THE DATA Start Marker
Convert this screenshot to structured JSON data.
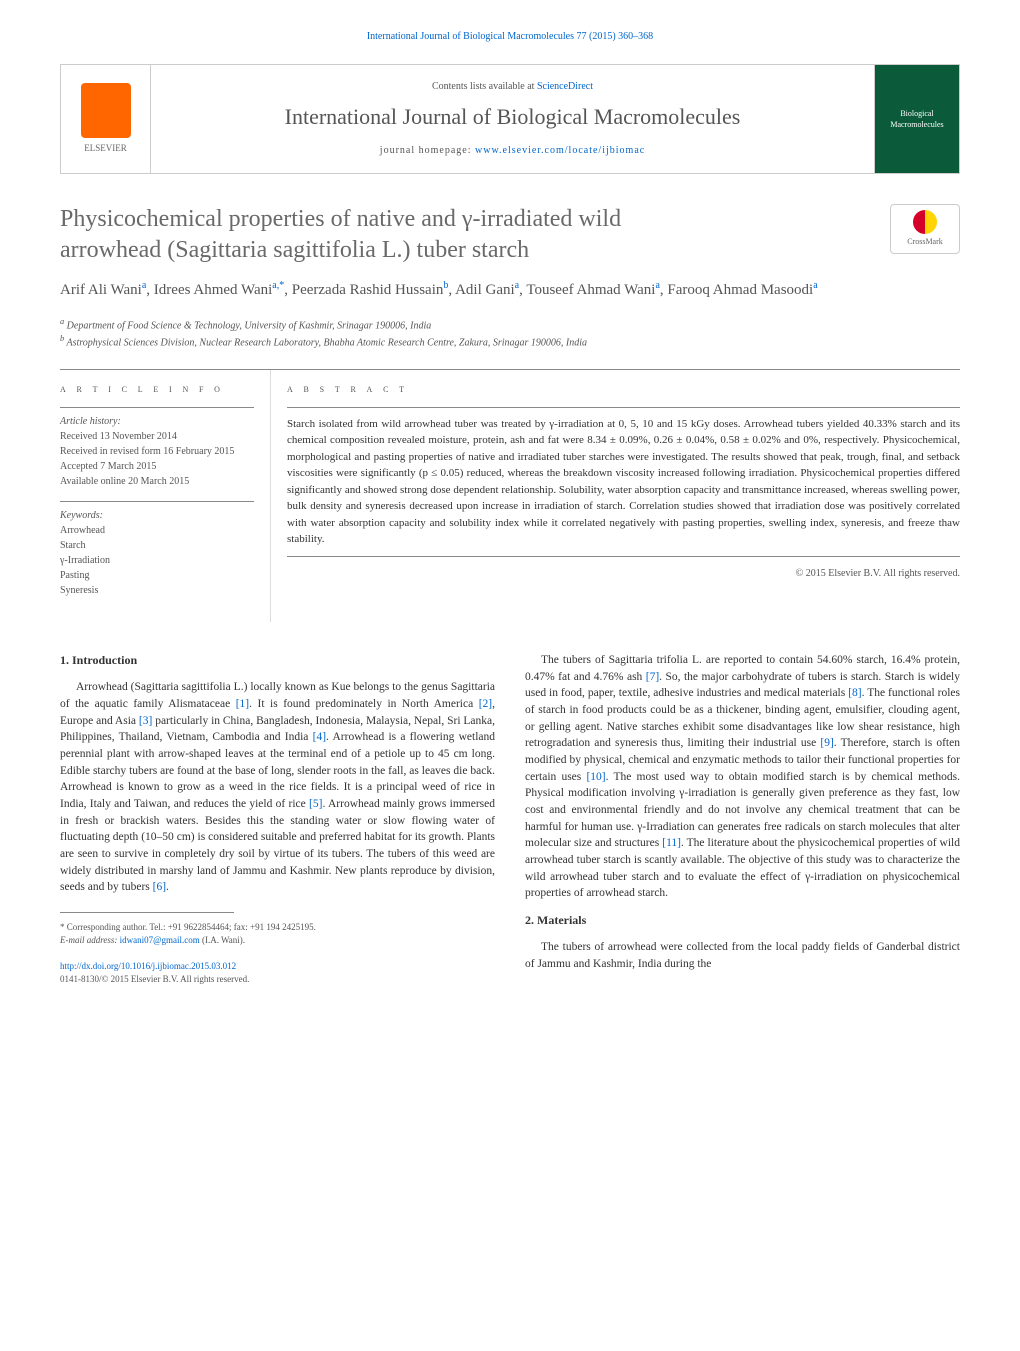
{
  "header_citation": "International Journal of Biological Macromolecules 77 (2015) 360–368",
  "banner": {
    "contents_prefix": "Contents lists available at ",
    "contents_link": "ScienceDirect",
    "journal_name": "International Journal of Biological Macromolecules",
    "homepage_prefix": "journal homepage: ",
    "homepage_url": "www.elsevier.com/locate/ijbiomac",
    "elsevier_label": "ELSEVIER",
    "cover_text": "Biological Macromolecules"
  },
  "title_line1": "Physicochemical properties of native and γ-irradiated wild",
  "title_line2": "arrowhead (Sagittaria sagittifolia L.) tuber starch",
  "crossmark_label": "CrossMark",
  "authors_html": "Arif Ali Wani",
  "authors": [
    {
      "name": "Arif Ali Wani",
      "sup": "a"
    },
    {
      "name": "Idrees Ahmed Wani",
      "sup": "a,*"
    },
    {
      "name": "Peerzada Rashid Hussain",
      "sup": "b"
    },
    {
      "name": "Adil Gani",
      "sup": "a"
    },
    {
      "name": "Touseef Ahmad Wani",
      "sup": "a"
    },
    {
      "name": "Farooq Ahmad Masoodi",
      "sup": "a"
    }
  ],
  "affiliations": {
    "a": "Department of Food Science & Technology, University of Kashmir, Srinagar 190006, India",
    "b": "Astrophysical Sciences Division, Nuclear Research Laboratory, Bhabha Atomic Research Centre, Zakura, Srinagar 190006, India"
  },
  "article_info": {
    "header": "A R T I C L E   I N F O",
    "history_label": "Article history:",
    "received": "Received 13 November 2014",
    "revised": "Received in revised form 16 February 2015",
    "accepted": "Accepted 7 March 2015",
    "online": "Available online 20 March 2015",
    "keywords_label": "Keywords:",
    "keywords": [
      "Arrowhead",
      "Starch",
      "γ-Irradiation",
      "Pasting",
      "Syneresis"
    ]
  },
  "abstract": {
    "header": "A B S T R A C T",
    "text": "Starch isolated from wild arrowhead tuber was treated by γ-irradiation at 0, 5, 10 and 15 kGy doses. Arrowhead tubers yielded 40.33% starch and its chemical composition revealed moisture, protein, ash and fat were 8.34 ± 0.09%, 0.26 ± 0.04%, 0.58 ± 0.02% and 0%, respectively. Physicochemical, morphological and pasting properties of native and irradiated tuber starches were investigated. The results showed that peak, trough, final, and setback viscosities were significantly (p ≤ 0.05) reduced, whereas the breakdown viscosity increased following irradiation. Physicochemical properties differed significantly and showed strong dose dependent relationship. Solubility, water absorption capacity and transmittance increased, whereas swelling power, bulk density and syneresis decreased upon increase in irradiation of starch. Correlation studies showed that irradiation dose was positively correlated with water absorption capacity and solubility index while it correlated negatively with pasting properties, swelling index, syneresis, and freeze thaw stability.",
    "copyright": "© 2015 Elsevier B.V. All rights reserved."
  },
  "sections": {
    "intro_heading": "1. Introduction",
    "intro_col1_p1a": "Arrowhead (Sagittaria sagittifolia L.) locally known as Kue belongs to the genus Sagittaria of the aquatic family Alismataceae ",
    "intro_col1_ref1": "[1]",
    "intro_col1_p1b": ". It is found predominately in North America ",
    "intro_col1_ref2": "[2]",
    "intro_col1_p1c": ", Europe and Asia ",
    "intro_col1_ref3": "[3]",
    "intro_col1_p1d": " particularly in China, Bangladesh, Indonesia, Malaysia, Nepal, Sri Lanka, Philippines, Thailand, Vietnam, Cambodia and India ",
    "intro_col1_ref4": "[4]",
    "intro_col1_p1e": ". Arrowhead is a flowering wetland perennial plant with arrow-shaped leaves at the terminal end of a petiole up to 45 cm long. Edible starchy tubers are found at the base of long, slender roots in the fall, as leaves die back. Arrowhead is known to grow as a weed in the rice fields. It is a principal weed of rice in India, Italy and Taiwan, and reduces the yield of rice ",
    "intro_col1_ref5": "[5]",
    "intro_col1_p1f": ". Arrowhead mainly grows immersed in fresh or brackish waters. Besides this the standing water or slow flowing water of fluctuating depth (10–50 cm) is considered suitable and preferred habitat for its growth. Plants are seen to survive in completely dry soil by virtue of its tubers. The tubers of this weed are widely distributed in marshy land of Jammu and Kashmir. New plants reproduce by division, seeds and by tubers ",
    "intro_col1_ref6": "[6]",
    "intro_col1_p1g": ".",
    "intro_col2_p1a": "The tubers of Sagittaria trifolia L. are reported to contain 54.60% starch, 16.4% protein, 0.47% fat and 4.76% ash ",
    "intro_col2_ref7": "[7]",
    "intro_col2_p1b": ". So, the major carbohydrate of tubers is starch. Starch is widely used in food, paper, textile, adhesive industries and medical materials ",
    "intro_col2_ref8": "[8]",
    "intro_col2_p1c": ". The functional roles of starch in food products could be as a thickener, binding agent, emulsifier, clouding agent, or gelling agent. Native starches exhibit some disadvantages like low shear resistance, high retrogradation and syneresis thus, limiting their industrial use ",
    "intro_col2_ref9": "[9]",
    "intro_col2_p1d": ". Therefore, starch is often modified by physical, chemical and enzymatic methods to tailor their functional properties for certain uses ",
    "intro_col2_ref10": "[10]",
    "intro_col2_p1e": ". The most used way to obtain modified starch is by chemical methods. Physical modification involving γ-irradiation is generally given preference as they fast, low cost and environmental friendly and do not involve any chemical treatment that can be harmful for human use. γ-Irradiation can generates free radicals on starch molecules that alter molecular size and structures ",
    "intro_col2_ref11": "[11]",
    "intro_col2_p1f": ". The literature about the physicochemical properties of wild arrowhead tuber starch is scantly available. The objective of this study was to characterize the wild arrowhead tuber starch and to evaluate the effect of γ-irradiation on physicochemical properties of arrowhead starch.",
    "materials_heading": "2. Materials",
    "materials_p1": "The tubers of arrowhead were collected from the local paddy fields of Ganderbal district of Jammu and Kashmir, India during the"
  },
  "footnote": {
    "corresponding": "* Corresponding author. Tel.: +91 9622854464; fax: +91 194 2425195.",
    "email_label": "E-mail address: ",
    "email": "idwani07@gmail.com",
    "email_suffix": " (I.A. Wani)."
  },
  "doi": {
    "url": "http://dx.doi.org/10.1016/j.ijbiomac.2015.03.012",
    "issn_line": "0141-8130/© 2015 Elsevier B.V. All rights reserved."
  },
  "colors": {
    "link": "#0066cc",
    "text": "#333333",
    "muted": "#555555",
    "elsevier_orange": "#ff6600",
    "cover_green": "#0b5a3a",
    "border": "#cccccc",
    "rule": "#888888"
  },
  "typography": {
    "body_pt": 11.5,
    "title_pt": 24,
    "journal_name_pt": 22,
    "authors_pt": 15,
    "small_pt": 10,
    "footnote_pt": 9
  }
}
THE DATA End Marker
WORK INSTRUCTION: If a line in the records above contains the word "March", copy it.

RESPONSE:
    "accepted": "Accepted 7 March 2015",
    "online": "Available online 20 March 2015",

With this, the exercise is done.